**Data records:**

# # # # #

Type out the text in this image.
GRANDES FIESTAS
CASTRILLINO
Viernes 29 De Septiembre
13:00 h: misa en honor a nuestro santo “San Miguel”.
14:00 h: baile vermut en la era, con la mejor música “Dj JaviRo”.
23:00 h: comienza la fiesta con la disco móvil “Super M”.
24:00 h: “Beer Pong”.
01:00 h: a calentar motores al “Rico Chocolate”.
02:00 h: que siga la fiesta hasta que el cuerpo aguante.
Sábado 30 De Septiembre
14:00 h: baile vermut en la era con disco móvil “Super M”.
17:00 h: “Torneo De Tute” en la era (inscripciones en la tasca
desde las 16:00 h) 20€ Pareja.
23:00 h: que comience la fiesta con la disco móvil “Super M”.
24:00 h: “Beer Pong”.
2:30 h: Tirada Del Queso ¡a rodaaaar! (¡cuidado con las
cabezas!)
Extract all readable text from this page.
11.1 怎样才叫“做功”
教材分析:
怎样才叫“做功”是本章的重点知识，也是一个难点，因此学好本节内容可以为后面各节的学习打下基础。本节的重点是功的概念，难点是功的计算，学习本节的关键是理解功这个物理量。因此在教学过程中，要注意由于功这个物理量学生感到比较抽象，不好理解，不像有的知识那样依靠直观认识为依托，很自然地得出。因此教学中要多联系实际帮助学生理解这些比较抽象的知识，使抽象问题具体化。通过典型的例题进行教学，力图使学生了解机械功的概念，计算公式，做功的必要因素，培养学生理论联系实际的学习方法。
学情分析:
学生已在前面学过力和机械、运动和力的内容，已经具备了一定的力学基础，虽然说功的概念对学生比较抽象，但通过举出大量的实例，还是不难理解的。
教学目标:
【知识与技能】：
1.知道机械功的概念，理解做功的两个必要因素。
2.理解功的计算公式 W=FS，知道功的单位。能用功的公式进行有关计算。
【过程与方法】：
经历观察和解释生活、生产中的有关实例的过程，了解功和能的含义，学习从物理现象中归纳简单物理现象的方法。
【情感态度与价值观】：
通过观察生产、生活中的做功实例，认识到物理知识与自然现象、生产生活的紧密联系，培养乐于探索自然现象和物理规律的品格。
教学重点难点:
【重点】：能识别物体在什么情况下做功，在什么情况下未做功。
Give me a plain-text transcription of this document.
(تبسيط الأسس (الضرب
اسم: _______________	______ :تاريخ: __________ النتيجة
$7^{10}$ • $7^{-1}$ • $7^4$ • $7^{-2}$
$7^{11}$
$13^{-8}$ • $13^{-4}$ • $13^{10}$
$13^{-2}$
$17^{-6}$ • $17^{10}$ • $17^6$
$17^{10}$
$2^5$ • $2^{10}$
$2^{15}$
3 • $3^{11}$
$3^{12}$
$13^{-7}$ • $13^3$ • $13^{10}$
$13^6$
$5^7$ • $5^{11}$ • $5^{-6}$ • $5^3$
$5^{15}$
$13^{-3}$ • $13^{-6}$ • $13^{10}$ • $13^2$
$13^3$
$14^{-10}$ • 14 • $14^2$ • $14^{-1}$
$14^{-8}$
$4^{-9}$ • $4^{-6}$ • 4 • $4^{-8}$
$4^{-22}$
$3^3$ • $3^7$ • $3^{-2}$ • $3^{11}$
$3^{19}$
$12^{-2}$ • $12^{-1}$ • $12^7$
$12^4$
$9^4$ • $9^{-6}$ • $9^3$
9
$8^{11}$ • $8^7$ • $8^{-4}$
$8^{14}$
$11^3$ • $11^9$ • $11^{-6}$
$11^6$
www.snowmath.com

# # # # #

Lines containing the word "Septiembre" must all be returned from the material above.

**Problem solution:**
Viernes 29 De Septiembre
Sábado 30 De Septiembre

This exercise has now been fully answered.